Print the listing below without any changes, from its first line through the line containing "publisher-info: [387, 86, 511, 108]", both included.

══ RECORDS TO USE

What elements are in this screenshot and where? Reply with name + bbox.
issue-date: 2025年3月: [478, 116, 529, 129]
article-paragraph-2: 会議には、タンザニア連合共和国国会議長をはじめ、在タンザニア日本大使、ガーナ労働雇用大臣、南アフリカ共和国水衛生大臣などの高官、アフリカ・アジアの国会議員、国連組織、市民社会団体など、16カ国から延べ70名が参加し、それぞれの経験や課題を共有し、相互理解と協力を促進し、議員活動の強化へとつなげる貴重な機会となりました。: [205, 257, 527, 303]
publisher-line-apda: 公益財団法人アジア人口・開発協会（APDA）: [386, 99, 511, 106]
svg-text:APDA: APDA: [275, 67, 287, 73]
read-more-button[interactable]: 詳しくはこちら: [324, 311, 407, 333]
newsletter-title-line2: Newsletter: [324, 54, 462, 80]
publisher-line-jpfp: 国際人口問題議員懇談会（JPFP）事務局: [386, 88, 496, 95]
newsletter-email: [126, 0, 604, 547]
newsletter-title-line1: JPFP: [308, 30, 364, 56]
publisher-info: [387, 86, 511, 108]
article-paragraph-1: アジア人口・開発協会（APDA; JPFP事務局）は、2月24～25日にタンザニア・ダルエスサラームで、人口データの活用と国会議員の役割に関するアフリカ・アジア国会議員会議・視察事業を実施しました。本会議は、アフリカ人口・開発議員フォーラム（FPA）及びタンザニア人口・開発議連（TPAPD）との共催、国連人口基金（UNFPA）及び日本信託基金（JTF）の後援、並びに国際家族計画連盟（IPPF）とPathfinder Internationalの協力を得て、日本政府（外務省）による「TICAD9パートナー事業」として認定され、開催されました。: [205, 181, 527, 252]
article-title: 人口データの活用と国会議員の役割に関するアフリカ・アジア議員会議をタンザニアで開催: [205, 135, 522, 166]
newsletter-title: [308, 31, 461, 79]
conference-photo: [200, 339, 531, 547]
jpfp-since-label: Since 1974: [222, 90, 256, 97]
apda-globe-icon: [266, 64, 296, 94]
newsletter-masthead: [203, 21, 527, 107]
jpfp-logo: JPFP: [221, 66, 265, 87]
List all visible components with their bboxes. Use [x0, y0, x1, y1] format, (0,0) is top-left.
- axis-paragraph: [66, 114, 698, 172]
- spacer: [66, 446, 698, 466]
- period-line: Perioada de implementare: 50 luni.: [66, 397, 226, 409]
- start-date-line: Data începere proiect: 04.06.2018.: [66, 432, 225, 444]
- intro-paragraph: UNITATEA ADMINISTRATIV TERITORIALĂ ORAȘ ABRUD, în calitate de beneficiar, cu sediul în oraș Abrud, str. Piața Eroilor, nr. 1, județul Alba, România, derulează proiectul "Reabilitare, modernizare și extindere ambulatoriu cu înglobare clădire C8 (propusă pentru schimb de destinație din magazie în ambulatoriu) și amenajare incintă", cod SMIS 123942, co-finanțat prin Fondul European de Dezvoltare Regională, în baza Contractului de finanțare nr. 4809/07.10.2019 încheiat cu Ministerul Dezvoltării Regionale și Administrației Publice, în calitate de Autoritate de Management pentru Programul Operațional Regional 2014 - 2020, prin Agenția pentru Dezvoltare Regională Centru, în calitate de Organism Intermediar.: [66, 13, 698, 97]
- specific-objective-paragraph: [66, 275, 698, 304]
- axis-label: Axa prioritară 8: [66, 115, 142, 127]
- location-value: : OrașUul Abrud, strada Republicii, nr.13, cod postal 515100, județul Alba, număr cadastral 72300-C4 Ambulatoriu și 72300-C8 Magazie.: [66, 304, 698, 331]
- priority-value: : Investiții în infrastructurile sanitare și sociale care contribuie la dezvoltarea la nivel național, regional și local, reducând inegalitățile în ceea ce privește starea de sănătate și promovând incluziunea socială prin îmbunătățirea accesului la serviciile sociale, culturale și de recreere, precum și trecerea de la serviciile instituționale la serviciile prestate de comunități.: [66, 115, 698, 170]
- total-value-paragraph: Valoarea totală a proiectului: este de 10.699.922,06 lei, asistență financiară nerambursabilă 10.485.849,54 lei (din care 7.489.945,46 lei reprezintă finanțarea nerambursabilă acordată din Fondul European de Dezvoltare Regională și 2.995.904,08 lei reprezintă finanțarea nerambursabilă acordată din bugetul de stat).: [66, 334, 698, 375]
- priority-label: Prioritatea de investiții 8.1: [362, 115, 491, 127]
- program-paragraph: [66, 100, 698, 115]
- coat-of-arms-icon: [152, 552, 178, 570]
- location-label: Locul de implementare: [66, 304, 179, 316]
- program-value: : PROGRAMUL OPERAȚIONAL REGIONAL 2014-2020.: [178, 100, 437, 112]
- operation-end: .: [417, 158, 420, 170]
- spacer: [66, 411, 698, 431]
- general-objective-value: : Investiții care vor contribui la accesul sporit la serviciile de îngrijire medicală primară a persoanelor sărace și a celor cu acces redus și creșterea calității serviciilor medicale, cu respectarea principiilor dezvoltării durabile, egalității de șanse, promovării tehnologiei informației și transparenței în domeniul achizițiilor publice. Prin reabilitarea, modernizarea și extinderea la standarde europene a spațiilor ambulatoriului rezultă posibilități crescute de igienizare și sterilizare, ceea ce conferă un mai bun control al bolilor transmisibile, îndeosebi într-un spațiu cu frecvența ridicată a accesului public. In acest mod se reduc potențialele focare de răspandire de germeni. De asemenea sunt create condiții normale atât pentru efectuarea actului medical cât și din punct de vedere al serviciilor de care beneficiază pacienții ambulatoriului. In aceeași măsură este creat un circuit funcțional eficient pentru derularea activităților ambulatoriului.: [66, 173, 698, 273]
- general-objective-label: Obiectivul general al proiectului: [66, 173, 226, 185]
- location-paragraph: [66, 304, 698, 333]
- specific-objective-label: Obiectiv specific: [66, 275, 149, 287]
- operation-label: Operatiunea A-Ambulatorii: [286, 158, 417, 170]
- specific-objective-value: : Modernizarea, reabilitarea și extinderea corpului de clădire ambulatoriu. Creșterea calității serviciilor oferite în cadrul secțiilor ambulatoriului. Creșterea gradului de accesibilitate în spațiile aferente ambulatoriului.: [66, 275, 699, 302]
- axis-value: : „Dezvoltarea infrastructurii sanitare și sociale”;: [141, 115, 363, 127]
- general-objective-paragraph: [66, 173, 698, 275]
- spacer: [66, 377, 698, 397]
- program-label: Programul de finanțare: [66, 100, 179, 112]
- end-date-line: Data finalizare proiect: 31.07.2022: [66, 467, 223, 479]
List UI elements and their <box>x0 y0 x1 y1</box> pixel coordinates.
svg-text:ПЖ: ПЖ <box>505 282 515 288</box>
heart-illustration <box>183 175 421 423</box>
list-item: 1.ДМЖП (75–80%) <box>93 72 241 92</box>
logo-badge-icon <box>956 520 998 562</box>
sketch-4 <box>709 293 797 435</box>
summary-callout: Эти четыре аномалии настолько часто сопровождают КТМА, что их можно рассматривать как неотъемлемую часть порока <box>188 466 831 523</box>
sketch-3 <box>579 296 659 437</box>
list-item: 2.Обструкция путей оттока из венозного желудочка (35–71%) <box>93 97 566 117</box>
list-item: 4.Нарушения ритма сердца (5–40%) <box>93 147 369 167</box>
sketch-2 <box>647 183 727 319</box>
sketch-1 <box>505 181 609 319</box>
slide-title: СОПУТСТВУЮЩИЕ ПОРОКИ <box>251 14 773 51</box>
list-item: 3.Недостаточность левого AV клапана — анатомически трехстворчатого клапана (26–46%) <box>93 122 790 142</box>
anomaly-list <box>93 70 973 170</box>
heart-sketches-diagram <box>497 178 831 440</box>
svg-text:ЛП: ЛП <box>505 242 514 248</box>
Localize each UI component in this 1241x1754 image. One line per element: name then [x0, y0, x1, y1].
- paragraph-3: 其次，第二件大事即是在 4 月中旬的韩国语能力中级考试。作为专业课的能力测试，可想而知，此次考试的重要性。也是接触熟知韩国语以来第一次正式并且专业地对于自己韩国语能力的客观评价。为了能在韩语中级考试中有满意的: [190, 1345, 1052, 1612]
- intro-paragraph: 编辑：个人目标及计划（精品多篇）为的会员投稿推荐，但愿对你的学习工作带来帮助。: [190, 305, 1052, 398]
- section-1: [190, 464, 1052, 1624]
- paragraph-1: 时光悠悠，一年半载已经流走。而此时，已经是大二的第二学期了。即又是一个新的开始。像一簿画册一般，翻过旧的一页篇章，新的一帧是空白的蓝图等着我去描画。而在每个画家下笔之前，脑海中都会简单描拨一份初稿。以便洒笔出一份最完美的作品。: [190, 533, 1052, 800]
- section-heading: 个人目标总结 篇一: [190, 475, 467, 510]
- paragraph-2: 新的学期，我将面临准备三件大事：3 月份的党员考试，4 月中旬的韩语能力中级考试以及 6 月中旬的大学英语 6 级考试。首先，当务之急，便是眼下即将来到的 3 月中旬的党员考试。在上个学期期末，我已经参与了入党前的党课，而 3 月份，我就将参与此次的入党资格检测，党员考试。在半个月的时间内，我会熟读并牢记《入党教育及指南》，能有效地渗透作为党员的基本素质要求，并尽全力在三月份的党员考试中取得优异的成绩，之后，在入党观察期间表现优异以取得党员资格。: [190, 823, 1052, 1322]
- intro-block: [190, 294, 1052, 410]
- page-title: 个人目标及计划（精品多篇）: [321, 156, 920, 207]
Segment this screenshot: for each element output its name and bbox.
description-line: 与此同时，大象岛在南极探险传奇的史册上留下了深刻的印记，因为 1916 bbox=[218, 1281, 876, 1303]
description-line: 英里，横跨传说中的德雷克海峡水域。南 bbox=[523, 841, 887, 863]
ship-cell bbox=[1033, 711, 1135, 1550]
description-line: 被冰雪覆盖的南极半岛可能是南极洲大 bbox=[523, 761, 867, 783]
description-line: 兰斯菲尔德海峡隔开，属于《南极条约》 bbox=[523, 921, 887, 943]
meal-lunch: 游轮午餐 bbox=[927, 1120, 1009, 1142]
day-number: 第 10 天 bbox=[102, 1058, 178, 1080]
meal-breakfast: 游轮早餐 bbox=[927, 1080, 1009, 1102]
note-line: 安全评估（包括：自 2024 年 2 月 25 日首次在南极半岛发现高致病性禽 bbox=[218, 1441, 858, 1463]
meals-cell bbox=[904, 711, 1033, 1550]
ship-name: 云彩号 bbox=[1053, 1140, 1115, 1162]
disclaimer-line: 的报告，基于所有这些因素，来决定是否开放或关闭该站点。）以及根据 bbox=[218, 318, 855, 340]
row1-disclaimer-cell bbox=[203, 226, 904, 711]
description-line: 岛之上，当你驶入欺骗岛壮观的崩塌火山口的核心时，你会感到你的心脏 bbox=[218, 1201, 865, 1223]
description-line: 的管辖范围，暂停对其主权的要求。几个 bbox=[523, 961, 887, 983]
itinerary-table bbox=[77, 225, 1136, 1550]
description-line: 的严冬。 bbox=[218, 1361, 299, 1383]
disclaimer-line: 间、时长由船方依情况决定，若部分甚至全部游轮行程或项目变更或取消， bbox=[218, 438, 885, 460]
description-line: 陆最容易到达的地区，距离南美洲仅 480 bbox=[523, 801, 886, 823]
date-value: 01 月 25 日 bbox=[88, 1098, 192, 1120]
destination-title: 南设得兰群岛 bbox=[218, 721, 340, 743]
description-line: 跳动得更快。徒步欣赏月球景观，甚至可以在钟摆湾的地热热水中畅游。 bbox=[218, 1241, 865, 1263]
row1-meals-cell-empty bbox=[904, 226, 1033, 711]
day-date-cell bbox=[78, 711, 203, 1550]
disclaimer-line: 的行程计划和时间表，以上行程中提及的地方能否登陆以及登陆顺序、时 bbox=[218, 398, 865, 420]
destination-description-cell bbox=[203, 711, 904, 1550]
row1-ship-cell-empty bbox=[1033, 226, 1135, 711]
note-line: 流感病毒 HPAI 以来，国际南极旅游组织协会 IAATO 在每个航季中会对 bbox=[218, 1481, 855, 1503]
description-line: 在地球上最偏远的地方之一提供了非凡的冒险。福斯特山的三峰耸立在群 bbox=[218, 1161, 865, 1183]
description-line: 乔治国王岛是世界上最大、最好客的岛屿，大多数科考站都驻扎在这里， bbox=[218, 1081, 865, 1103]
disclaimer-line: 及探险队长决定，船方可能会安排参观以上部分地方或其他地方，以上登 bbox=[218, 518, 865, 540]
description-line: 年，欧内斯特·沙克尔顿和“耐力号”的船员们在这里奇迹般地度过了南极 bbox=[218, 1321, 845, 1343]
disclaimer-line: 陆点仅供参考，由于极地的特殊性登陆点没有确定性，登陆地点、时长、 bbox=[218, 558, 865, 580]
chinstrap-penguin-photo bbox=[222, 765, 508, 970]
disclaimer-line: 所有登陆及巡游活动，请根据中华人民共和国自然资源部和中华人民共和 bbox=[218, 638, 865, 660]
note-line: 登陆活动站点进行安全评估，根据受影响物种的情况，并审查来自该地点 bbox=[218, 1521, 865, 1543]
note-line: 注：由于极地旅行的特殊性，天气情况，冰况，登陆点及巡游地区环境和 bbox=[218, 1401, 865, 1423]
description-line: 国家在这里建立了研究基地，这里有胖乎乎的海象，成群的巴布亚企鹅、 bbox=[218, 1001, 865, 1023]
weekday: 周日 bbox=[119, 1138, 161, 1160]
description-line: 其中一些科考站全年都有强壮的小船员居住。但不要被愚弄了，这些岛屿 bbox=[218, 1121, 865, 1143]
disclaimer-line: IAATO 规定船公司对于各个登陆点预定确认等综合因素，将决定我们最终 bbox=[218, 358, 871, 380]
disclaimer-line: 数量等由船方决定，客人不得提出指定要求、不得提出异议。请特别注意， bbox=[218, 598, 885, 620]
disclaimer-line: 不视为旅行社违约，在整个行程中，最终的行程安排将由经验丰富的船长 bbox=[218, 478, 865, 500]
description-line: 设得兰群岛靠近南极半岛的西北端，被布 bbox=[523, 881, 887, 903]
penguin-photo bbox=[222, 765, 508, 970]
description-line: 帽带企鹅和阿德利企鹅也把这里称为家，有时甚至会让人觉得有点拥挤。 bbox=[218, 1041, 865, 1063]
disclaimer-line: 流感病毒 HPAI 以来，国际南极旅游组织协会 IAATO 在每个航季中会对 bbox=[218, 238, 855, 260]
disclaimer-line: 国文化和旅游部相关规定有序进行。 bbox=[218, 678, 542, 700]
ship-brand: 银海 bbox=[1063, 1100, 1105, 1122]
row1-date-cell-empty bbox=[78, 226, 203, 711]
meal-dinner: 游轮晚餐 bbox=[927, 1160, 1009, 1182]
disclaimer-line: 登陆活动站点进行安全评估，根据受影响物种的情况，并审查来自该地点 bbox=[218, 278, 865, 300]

════

#### WORKED ANSWER
What elements are in this screenshot and where? Reply with name + bbox.
issue-date: 2025年3月: [478, 116, 529, 129]
article-paragraph-2: 会議には、タンザニア連合共和国国会議長をはじめ、在タンザニア日本大使、ガーナ労働雇用大臣、南アフリカ共和国水衛生大臣などの高官、アフリカ・アジアの国会議員、国連組織、市民社会団体など、16カ国から延べ70名が参加し、それぞれの経験や課題を共有し、相互理解と協力を促進し、議員活動の強化へとつなげる貴重な機会となりました。: [205, 257, 527, 303]
publisher-line-apda: 公益財団法人アジア人口・開発協会（APDA）: [386, 99, 511, 106]
svg-text:APDA: APDA: [275, 67, 287, 73]
read-more-button[interactable]: 詳しくはこちら: [324, 311, 407, 333]
newsletter-title-line2: Newsletter: [324, 54, 462, 80]
publisher-line-jpfp: 国際人口問題議員懇談会（JPFP）事務局: [386, 88, 496, 95]
newsletter-email: [126, 0, 604, 547]
newsletter-title-line1: JPFP: [308, 30, 364, 56]
publisher-info: [387, 86, 511, 108]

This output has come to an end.